DIRECTIVE: The listing below must be repeated word for word, with its images excluded.

DATASET:
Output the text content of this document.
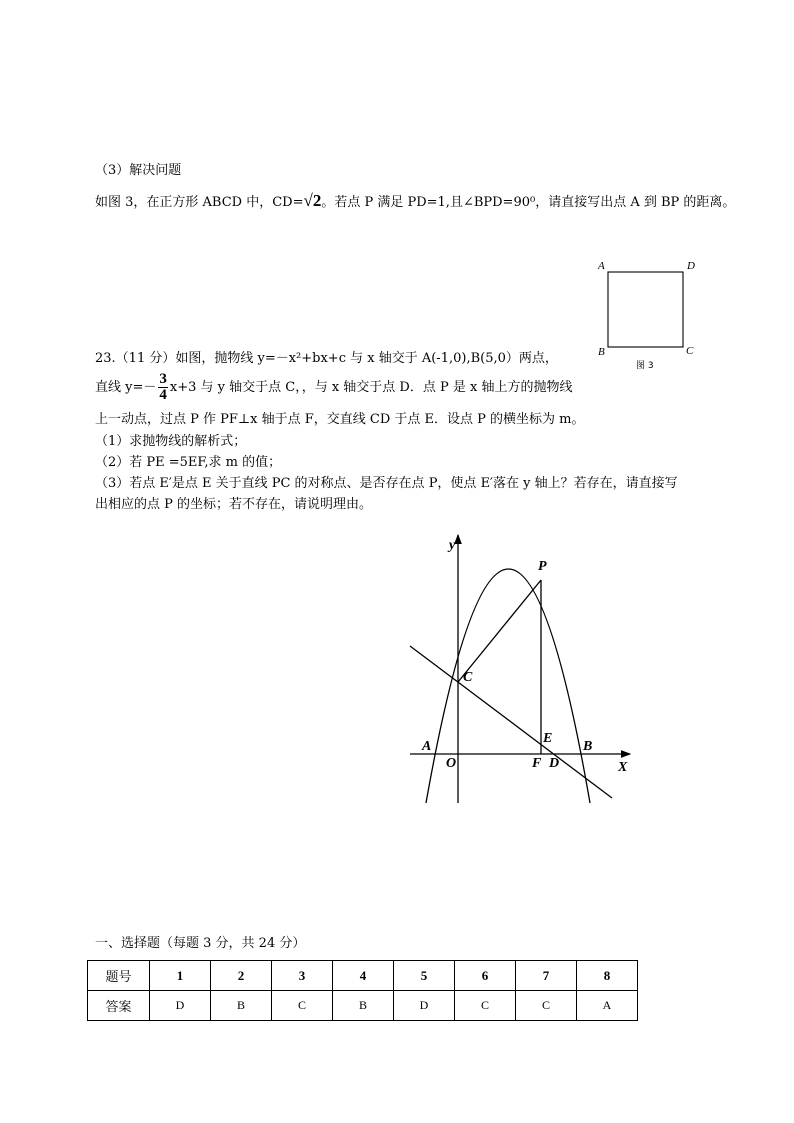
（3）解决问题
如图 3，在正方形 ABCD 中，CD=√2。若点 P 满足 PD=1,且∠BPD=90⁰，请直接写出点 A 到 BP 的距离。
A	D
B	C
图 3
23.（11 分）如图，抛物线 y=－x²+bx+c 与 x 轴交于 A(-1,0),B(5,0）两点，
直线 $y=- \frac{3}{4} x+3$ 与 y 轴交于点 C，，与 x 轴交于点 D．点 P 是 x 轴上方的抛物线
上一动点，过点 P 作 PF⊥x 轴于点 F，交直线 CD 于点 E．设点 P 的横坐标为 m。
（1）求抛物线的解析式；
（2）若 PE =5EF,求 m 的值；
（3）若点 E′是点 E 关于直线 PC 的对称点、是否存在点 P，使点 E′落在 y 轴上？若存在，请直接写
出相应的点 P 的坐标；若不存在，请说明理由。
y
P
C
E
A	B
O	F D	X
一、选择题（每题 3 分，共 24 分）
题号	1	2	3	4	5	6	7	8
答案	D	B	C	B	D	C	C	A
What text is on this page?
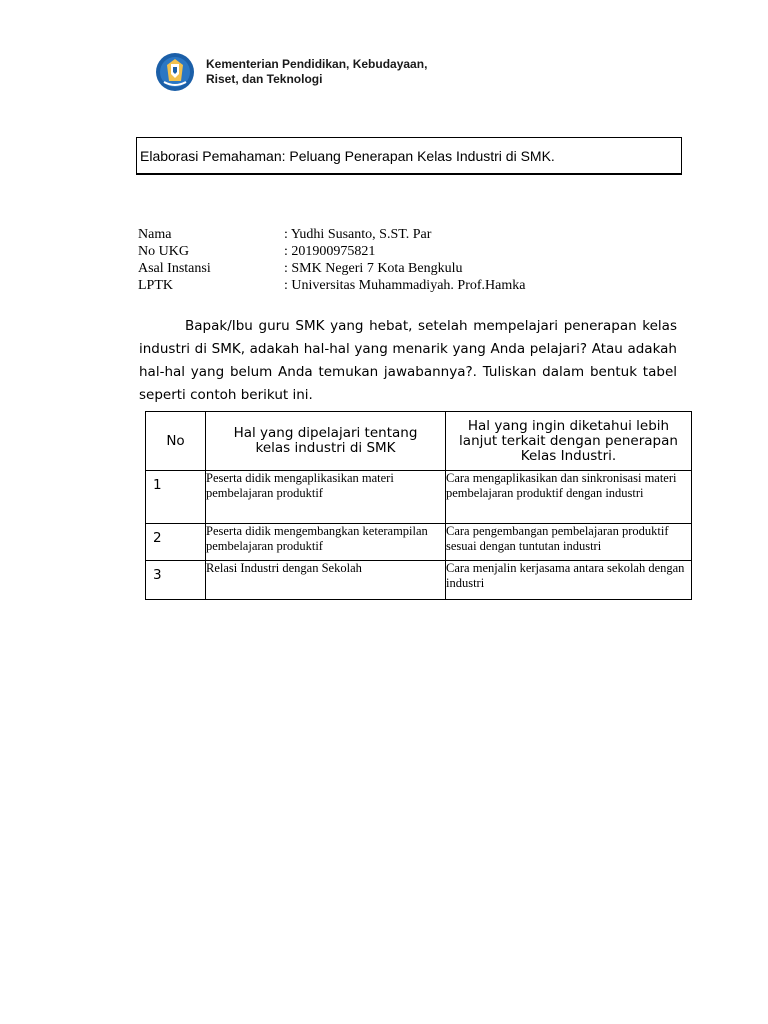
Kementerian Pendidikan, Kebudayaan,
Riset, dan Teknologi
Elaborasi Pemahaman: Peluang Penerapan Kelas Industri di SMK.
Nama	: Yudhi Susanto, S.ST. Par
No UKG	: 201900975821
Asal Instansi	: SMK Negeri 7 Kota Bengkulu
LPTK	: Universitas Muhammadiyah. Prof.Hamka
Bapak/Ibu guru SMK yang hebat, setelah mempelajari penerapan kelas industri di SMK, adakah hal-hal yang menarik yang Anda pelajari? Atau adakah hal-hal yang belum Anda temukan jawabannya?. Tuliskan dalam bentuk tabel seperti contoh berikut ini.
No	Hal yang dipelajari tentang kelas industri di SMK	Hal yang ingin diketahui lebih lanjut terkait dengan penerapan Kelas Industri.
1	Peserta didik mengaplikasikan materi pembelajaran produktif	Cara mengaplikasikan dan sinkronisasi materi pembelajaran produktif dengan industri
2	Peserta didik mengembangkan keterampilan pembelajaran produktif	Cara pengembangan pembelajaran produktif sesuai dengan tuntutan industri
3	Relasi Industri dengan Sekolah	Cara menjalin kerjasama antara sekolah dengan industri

ANSWER TO THIS PROBLEM:
Output the text content of this document.
（3）解决问题
如图 3，在正方形 ABCD 中，CD=√2。若点 P 满足 PD=1,且∠BPD=90⁰，请直接写出点 A 到 BP 的距离。
A	D
B	C
图 3
23.（11 分）如图，抛物线 y=－x²+bx+c 与 x 轴交于 A(-1,0),B(5,0）两点，
直线 $y=- \frac{3}{4} x+3$ 与 y 轴交于点 C，，与 x 轴交于点 D．点 P 是 x 轴上方的抛物线
上一动点，过点 P 作 PF⊥x 轴于点 F，交直线 CD 于点 E．设点 P 的横坐标为 m。
（1）求抛物线的解析式；
（2）若 PE =5EF,求 m 的值；
（3）若点 E′是点 E 关于直线 PC 的对称点、是否存在点 P，使点 E′落在 y 轴上？若存在，请直接写
出相应的点 P 的坐标；若不存在，请说明理由。
y
P
C
E
A	B
O	F D	X
一、选择题（每题 3 分，共 24 分）
题号	1	2	3	4	5	6	7	8
答案	D	B	C	B	D	C	C	A
What text is on this page?
Kementerian Pendidikan, Kebudayaan,
Riset, dan Teknologi
Elaborasi Pemahaman: Peluang Penerapan Kelas Industri di SMK.
Nama	: Yudhi Susanto, S.ST. Par
No UKG	: 201900975821
Asal Instansi	: SMK Negeri 7 Kota Bengkulu
LPTK	: Universitas Muhammadiyah. Prof.Hamka
Bapak/Ibu guru SMK yang hebat, setelah mempelajari penerapan kelas industri di SMK, adakah hal-hal yang menarik yang Anda pelajari? Atau adakah hal-hal yang belum Anda temukan jawabannya?. Tuliskan dalam bentuk tabel seperti contoh berikut ini.
No	Hal yang dipelajari tentang kelas industri di SMK	Hal yang ingin diketahui lebih lanjut terkait dengan penerapan Kelas Industri.
1	Peserta didik mengaplikasikan materi pembelajaran produktif	Cara mengaplikasikan dan sinkronisasi materi pembelajaran produktif dengan industri
2	Peserta didik mengembangkan keterampilan pembelajaran produktif	Cara pengembangan pembelajaran produktif sesuai dengan tuntutan industri
3	Relasi Industri dengan Sekolah	Cara menjalin kerjasama antara sekolah dengan industri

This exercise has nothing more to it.